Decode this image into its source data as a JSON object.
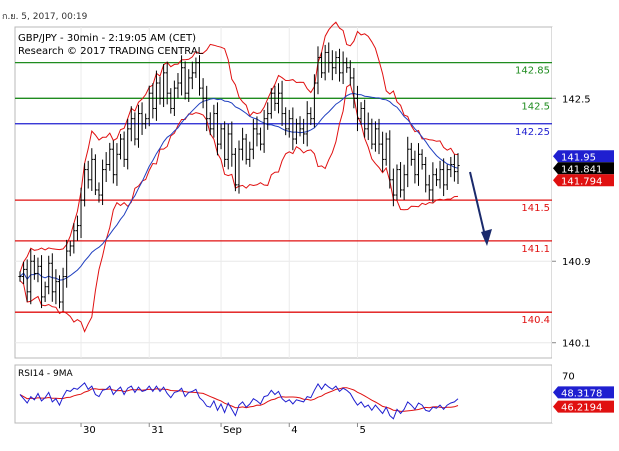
{
  "header": {
    "date_text": "ก.ย. 5, 2017, 00:19",
    "line1": "GBP/JPY - 30min - 2:19:05 AM (CET)",
    "line2": "Research © 2017 TRADING CENTRAL"
  },
  "colors": {
    "resistance": "#1f8c1f",
    "pivot": "#1f1fd0",
    "support": "#e01010",
    "bollinger": "#e01010",
    "moving_average": "#2040c0",
    "candles": "#000000",
    "rsi_line": "#1f1fd0",
    "rsi_signal": "#e01010",
    "arrow": "#1a2a6c",
    "current_price_tag": "#000000",
    "bid_tag": "#1f1fd0",
    "ask_tag": "#e01010",
    "rsi_value_tag": "#1f1fd0",
    "rsi_signal_tag": "#e01010"
  },
  "chart_data": [
    {
      "type": "candlestick",
      "title": "GBP/JPY - 30min - 2:19:05 AM (CET)",
      "y_axis_ticks": [
        "142.5",
        "140.9",
        "140.1"
      ],
      "y_ticks": [
        142.5,
        140.9,
        140.1
      ],
      "ylim": [
        139.95,
        143.2
      ],
      "x_tick_labels": [
        "30",
        "31",
        "Sep",
        "4",
        "5"
      ],
      "levels": [
        {
          "label": "142.85",
          "value": 142.85,
          "kind": "resistance"
        },
        {
          "label": "142.5",
          "value": 142.5,
          "kind": "resistance"
        },
        {
          "label": "142.25",
          "value": 142.25,
          "kind": "pivot"
        },
        {
          "label": "141.5",
          "value": 141.5,
          "kind": "support"
        },
        {
          "label": "141.1",
          "value": 141.1,
          "kind": "support"
        },
        {
          "label": "140.4",
          "value": 140.4,
          "kind": "support"
        }
      ],
      "price_tags": [
        {
          "label": "141.95",
          "value": 141.95,
          "kind": "bid"
        },
        {
          "label": "141.841",
          "value": 141.841,
          "kind": "current"
        },
        {
          "label": "141.794",
          "value": 141.794,
          "kind": "ask"
        }
      ],
      "close_series": [
        140.75,
        140.82,
        140.6,
        140.9,
        140.78,
        140.85,
        140.55,
        140.65,
        140.88,
        140.6,
        140.7,
        140.5,
        140.75,
        141.0,
        141.05,
        141.2,
        141.25,
        141.5,
        141.8,
        141.7,
        141.9,
        141.6,
        141.55,
        141.8,
        141.85,
        142.0,
        141.75,
        141.95,
        142.1,
        141.9,
        142.2,
        142.3,
        142.1,
        142.35,
        142.25,
        142.3,
        142.55,
        142.4,
        142.65,
        142.5,
        142.75,
        142.55,
        142.4,
        142.6,
        142.65,
        142.8,
        142.55,
        142.7,
        142.75,
        142.85,
        142.6,
        142.5,
        142.3,
        142.2,
        142.35,
        142.05,
        142.2,
        141.9,
        142.15,
        141.95,
        141.65,
        142.0,
        142.1,
        141.9,
        142.0,
        142.2,
        142.15,
        142.05,
        142.3,
        142.35,
        142.55,
        142.45,
        142.55,
        142.35,
        142.2,
        142.3,
        142.1,
        142.25,
        142.2,
        142.15,
        142.35,
        142.3,
        142.65,
        142.9,
        142.75,
        142.95,
        142.85,
        142.8,
        142.9,
        142.75,
        142.85,
        142.8,
        142.7,
        142.5,
        142.3,
        142.4,
        142.2,
        142.25,
        142.05,
        142.2,
        142.05,
        141.9,
        142.1,
        141.7,
        141.55,
        141.8,
        141.6,
        141.75,
        142.0,
        141.9,
        141.75,
        141.95,
        141.85,
        141.65,
        141.6,
        141.75,
        141.7,
        141.8,
        141.65,
        141.8,
        141.85,
        141.78,
        141.84
      ]
    },
    {
      "type": "line",
      "title": "RSI14 - 9MA",
      "y_axis_ticks": [
        "70"
      ],
      "y_ticks": [
        70
      ],
      "ylim": [
        25,
        80
      ],
      "value_tags": [
        {
          "label": "48.3178",
          "value": 48.3178,
          "kind": "rsi"
        },
        {
          "label": "46.2194",
          "value": 46.2194,
          "kind": "signal"
        }
      ],
      "rsi_series": [
        52,
        48,
        44,
        50,
        47,
        53,
        46,
        49,
        54,
        45,
        48,
        42,
        50,
        56,
        55,
        58,
        57,
        60,
        63,
        57,
        60,
        52,
        50,
        56,
        57,
        60,
        52,
        56,
        59,
        52,
        58,
        60,
        54,
        59,
        55,
        56,
        60,
        55,
        60,
        55,
        59,
        53,
        49,
        54,
        55,
        58,
        50,
        54,
        55,
        57,
        49,
        46,
        41,
        40,
        46,
        37,
        43,
        35,
        44,
        38,
        32,
        42,
        45,
        40,
        43,
        48,
        46,
        43,
        50,
        51,
        56,
        52,
        55,
        48,
        45,
        47,
        43,
        47,
        46,
        45,
        50,
        49,
        56,
        62,
        57,
        62,
        59,
        57,
        60,
        55,
        58,
        56,
        53,
        47,
        42,
        45,
        40,
        42,
        37,
        42,
        38,
        34,
        40,
        32,
        29,
        38,
        34,
        38,
        45,
        42,
        38,
        44,
        42,
        37,
        36,
        40,
        39,
        42,
        38,
        42,
        44,
        45,
        48
      ]
    }
  ]
}
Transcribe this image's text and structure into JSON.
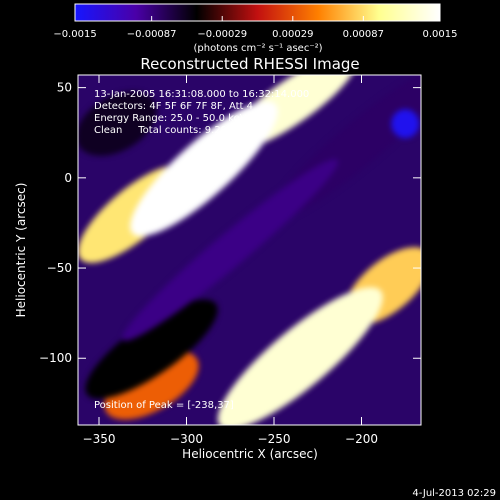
{
  "chart_data": {
    "type": "heatmap",
    "title": "Reconstructed RHESSI Image",
    "xlabel": "Heliocentric X (arcsec)",
    "ylabel": "Heliocentric Y (arcsec)",
    "xlim": [
      -362,
      -166
    ],
    "ylim": [
      -137,
      57
    ],
    "x_ticks": [
      -350,
      -300,
      -250,
      -200
    ],
    "x_tick_labels": [
      "−350",
      "−300",
      "−250",
      "−200"
    ],
    "y_ticks": [
      50,
      0,
      -50,
      -100
    ],
    "y_tick_labels": [
      "50",
      "0",
      "−50",
      "−100"
    ],
    "colorbar": {
      "range": [
        -0.0015,
        0.0015
      ],
      "ticks": [
        -0.0015,
        -0.00087,
        -0.00029,
        0.00029,
        0.00087,
        0.0015
      ],
      "tick_labels": [
        "−0.0015",
        "−0.00087",
        "−0.00029",
        "0.00029",
        "0.00087",
        "0.0015"
      ],
      "unit_label": "(photons cm⁻² s⁻¹ asec⁻²)",
      "colors": [
        "#1616ff",
        "#4a00a8",
        "#000000",
        "#c21010",
        "#ff8000",
        "#ffff90",
        "#ffffff"
      ]
    },
    "annotations": [
      "13-Jan-2005 16:31:08.000 to 16:32:14.000",
      "Detectors: 4F 5F 6F 7F 8F, Att 4",
      "Energy Range: 25.0 - 50.0 keV",
      "Clean     Total counts: 9.29e+03"
    ],
    "peak_label": "Position of Peak = [-238,37]",
    "peak_position": [
      -238,
      37
    ],
    "blobs": [
      {
        "x": -290,
        "y": 5,
        "sx": 55,
        "sy": 15,
        "angle": 42,
        "value": 0.0015
      },
      {
        "x": -240,
        "y": 42,
        "sx": 45,
        "sy": 12,
        "angle": 35,
        "value": 0.0013
      },
      {
        "x": -330,
        "y": -20,
        "sx": 40,
        "sy": 14,
        "angle": 40,
        "value": 0.0009
      },
      {
        "x": -235,
        "y": -100,
        "sx": 60,
        "sy": 16,
        "angle": 40,
        "value": 0.0013
      },
      {
        "x": -185,
        "y": -60,
        "sx": 30,
        "sy": 14,
        "angle": 40,
        "value": 0.0008
      },
      {
        "x": -320,
        "y": -115,
        "sx": 30,
        "sy": 14,
        "angle": 30,
        "value": 0.00035
      },
      {
        "x": -275,
        "y": -40,
        "sx": 80,
        "sy": 9,
        "angle": 40,
        "value": -0.0009
      },
      {
        "x": -200,
        "y": 20,
        "sx": 70,
        "sy": 12,
        "angle": 40,
        "value": -0.0008
      },
      {
        "x": -320,
        "y": -95,
        "sx": 45,
        "sy": 14,
        "angle": 35,
        "value": -0.0005
      },
      {
        "x": -340,
        "y": 30,
        "sx": 25,
        "sy": 15,
        "angle": 30,
        "value": -0.0006
      },
      {
        "x": -175,
        "y": 30,
        "sx": 8,
        "sy": 8,
        "angle": 0,
        "value": -0.0014
      }
    ]
  },
  "footer": {
    "date": "4-Jul-2013 02:29"
  }
}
════════════════════
__AIM__.
How many lines of the data contain the word "Heliocentric"? Answer with the number alone.

__RESPONSE FOR THIS EXERCISE__.
2